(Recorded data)
====
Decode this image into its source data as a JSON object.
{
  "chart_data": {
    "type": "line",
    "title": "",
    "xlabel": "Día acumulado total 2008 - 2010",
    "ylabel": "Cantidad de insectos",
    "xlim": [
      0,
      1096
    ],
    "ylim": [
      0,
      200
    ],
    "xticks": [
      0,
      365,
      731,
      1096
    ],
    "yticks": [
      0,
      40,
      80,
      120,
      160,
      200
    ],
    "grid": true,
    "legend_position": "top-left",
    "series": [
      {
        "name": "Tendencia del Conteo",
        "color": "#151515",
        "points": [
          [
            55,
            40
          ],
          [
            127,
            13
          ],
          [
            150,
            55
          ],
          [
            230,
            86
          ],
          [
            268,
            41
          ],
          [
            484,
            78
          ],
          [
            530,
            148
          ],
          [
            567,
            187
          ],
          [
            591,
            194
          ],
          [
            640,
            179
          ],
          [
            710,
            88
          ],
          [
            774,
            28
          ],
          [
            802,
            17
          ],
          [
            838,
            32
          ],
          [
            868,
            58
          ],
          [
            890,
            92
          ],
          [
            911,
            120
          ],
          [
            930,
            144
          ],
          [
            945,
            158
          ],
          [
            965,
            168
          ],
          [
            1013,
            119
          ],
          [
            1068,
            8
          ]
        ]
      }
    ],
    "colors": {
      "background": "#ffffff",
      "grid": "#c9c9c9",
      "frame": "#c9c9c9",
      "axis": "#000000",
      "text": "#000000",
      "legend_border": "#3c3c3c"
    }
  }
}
====
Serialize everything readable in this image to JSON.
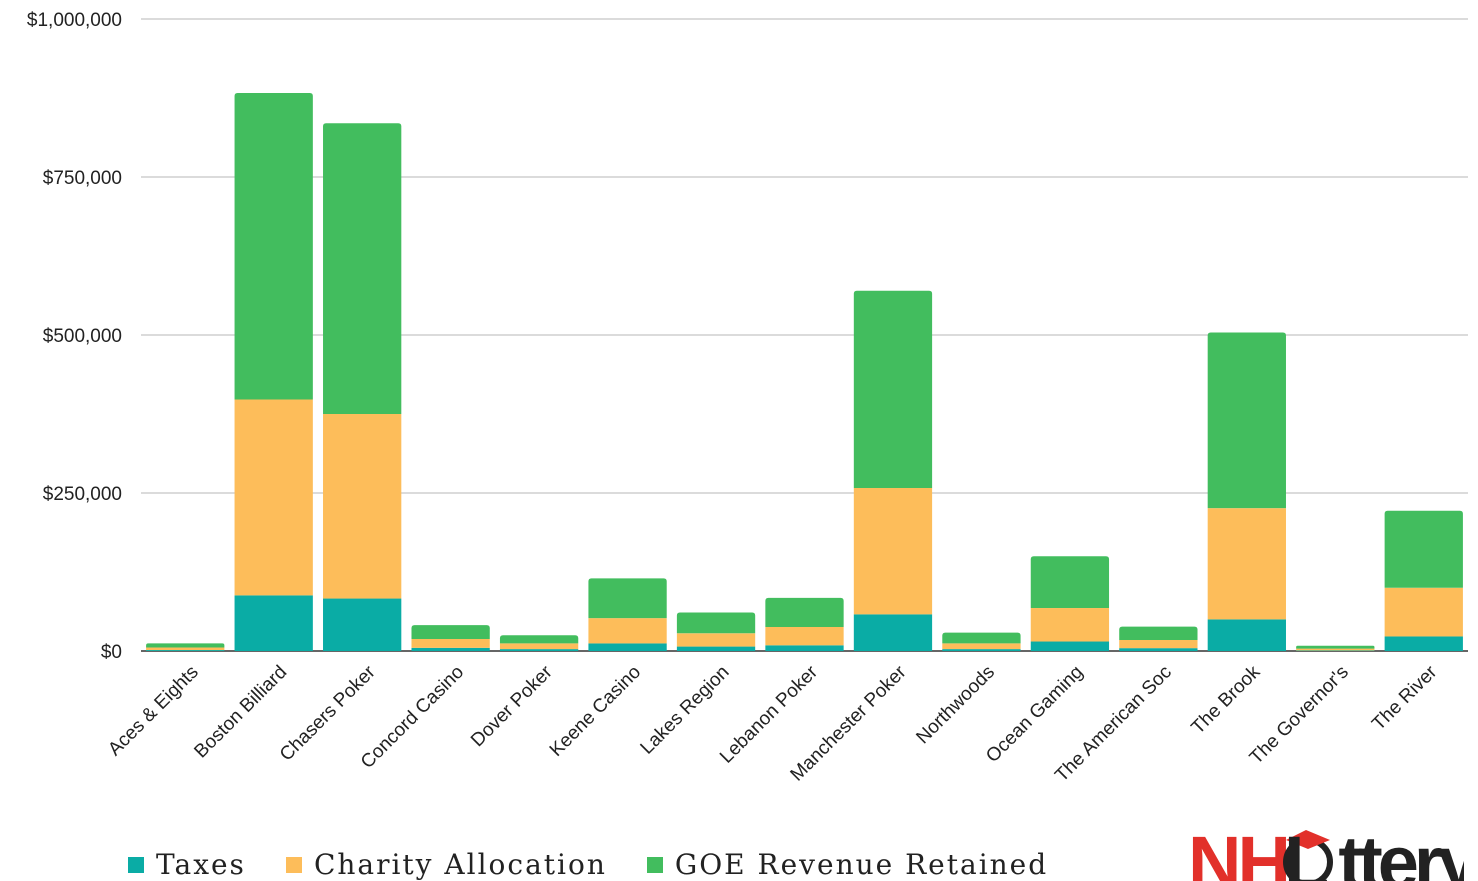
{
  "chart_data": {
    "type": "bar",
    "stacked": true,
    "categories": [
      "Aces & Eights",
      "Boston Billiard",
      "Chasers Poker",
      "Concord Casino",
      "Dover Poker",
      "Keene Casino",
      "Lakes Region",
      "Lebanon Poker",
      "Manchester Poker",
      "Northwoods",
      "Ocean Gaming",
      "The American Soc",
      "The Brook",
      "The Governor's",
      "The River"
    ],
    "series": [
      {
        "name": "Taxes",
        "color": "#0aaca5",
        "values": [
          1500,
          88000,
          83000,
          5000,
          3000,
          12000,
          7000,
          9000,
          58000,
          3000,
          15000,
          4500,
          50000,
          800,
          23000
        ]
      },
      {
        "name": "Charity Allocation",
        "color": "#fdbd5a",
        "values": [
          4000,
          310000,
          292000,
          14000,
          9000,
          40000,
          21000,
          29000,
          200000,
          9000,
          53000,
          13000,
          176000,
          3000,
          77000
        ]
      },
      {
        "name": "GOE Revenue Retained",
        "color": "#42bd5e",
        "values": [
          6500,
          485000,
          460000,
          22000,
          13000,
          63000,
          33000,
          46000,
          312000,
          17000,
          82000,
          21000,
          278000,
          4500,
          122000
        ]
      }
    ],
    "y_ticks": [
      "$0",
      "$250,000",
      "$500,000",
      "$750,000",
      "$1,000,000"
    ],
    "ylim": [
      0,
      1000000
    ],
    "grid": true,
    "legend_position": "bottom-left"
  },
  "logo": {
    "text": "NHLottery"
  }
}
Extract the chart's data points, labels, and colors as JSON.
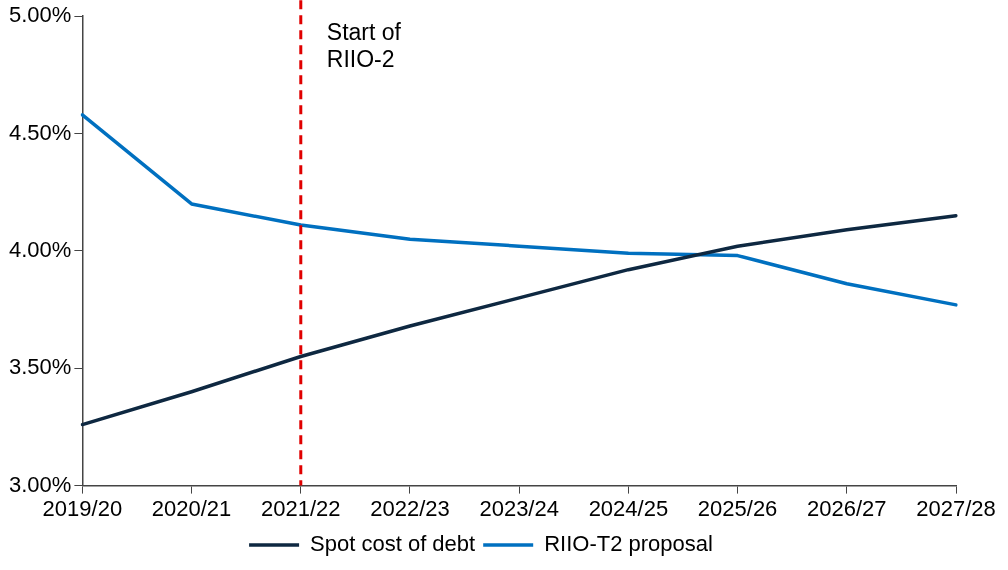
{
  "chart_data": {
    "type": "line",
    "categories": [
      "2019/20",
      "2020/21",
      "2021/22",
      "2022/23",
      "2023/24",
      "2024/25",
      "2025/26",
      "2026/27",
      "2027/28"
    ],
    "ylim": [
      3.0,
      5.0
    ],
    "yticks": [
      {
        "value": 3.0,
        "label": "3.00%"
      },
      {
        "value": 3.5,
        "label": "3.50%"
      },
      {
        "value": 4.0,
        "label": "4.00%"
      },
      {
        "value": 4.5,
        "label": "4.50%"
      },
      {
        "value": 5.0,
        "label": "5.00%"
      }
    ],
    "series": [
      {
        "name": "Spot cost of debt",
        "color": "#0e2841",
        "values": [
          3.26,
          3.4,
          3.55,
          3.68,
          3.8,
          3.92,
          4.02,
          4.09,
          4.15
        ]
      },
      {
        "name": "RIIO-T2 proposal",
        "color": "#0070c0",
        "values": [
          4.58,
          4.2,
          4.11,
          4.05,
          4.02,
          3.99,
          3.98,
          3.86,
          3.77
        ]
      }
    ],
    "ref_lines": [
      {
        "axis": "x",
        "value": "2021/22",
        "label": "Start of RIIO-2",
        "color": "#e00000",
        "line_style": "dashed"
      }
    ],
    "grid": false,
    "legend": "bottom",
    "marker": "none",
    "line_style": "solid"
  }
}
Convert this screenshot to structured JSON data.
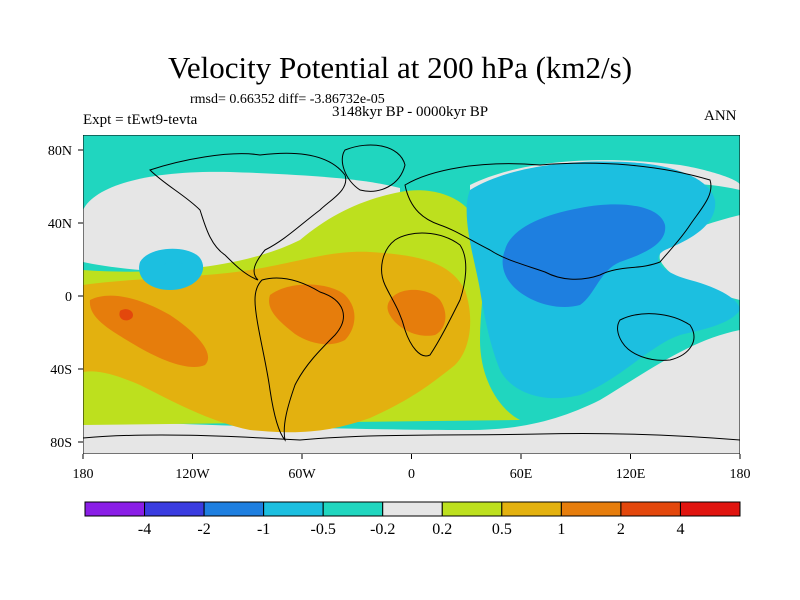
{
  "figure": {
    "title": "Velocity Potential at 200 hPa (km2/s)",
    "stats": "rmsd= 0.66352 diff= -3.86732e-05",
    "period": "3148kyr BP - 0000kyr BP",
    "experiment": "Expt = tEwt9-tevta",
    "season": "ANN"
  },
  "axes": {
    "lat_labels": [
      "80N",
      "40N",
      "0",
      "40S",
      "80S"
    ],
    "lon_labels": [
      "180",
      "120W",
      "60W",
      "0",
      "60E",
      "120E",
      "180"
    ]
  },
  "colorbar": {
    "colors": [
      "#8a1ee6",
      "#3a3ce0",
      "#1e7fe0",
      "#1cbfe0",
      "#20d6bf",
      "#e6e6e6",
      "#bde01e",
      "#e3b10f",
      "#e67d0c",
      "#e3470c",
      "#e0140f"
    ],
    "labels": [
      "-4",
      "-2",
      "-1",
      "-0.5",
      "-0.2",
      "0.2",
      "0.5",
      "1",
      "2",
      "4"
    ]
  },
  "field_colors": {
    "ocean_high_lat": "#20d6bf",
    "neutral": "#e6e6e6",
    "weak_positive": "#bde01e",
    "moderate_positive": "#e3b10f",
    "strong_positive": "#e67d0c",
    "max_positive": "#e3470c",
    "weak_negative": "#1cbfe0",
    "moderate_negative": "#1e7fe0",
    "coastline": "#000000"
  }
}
====
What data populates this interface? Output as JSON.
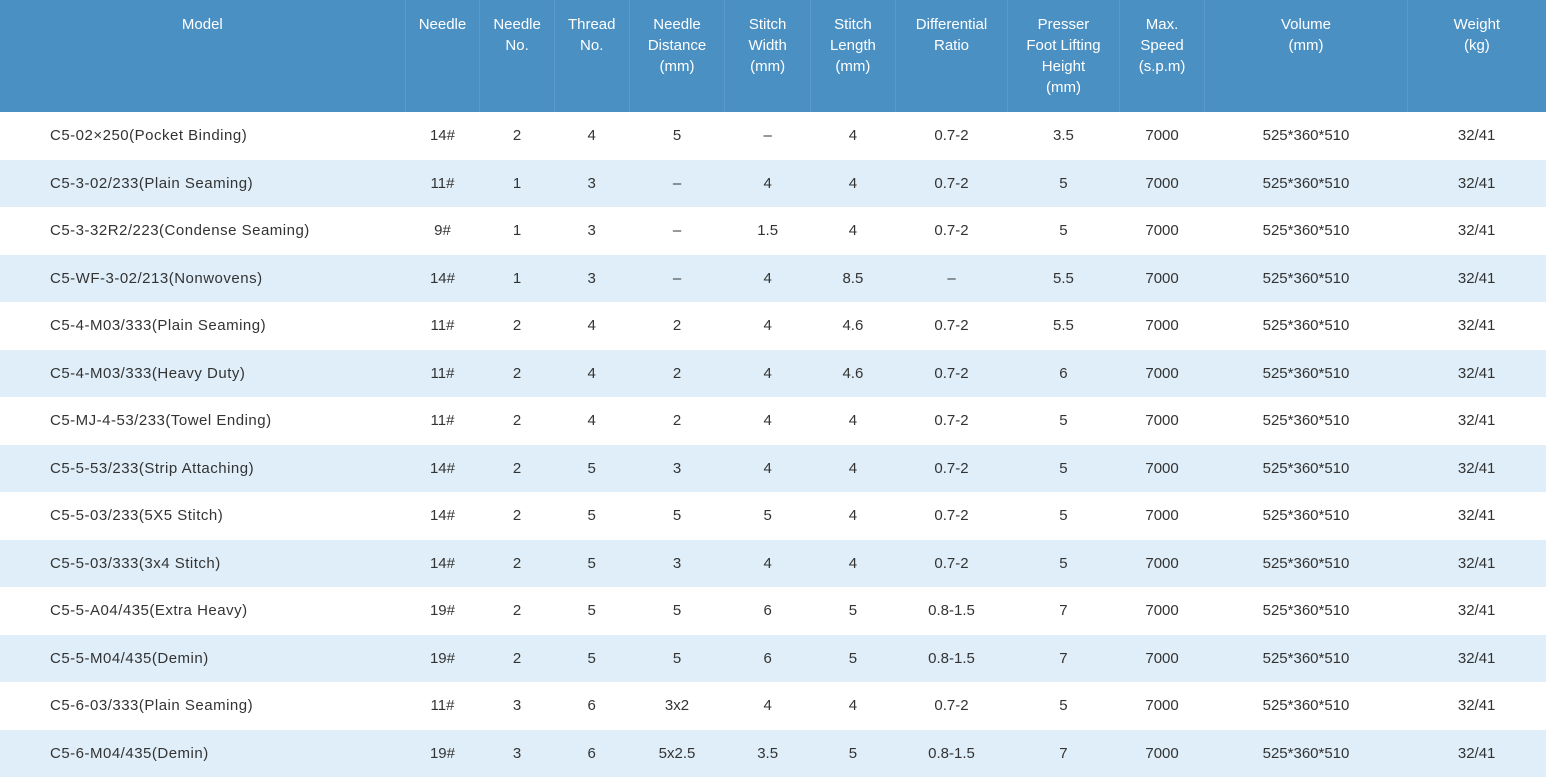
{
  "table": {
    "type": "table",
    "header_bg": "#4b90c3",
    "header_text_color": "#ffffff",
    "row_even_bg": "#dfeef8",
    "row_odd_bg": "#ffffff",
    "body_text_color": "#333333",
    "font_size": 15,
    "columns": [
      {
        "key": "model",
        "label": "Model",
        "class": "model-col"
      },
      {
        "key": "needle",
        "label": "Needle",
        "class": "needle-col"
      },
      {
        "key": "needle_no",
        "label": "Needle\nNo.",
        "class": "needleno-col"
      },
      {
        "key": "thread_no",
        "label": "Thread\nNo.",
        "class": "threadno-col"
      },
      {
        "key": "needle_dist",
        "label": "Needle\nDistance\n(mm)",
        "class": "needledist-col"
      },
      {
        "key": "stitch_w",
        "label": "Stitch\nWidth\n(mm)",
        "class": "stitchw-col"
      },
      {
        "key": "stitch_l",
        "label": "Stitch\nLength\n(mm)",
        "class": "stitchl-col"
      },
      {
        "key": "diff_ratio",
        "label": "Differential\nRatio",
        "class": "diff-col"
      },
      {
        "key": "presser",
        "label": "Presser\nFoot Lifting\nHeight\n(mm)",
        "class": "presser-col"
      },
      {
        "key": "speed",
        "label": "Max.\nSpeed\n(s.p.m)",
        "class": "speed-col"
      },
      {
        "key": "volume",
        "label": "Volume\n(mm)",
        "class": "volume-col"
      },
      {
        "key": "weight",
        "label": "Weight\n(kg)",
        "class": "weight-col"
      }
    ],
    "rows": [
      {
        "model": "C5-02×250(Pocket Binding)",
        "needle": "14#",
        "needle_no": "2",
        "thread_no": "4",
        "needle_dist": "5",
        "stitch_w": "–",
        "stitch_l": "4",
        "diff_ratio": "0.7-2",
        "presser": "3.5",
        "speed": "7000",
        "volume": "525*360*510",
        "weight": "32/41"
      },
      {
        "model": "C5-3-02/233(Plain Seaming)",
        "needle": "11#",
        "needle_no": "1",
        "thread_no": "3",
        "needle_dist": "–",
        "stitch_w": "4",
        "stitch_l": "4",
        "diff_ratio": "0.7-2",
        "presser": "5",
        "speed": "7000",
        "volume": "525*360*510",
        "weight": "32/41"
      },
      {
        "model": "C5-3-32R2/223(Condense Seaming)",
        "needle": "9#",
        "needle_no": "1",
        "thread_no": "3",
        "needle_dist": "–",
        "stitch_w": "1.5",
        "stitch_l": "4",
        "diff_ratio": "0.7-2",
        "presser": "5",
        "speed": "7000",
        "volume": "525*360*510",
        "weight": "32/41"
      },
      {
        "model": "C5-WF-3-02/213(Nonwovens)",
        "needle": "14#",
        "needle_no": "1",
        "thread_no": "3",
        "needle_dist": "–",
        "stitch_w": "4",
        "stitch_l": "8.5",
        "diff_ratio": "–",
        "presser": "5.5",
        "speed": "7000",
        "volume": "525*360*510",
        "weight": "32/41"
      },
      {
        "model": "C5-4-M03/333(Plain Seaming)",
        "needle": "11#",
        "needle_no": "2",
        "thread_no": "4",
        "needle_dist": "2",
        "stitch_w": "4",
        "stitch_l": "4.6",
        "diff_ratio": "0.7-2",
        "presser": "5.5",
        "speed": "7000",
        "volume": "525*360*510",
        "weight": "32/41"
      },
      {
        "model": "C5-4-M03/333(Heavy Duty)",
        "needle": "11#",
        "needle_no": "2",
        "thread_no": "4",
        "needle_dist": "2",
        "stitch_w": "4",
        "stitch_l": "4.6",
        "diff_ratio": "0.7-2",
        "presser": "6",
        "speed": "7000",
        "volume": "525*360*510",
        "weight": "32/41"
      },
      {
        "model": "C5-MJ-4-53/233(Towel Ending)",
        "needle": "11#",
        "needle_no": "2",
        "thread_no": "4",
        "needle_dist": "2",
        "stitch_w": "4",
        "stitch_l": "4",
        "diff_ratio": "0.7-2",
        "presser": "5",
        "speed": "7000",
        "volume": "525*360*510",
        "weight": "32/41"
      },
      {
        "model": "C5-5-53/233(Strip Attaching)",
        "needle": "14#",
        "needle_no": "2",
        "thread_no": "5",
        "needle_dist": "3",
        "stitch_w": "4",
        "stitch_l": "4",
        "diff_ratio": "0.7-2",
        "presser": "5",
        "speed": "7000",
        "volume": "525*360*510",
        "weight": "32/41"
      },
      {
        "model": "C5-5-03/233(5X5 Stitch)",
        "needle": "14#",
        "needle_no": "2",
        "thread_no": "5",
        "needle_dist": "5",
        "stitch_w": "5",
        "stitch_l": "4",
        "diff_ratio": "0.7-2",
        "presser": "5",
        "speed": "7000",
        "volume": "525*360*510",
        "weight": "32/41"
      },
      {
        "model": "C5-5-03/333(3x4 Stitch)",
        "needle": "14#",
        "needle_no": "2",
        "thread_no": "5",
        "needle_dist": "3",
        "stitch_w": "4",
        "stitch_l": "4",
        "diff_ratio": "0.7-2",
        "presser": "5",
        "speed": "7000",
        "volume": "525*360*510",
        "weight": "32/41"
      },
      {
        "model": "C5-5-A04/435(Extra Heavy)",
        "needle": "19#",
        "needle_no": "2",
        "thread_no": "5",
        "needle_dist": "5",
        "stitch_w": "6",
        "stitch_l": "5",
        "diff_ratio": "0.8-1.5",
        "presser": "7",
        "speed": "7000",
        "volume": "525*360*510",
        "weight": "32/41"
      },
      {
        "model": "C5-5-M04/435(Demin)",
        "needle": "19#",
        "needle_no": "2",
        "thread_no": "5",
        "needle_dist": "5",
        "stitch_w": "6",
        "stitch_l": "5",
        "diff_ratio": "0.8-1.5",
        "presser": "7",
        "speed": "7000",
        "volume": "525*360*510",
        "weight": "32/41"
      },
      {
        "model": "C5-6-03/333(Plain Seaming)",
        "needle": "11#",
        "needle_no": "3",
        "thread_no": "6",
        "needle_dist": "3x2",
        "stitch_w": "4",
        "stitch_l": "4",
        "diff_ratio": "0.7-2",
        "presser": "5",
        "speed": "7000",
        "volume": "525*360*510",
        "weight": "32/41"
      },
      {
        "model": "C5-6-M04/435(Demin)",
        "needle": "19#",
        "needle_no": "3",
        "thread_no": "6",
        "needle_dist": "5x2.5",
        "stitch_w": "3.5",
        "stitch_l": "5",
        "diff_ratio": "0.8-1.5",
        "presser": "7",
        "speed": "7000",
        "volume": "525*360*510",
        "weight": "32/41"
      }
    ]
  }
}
====
_SHORT EXERCISE_
Search the records for the word "points" and copy every line where it occurs.

_ANSWER TO THE TASK_
        "points": [
Extract the chart's data points, labels, and colors as JSON.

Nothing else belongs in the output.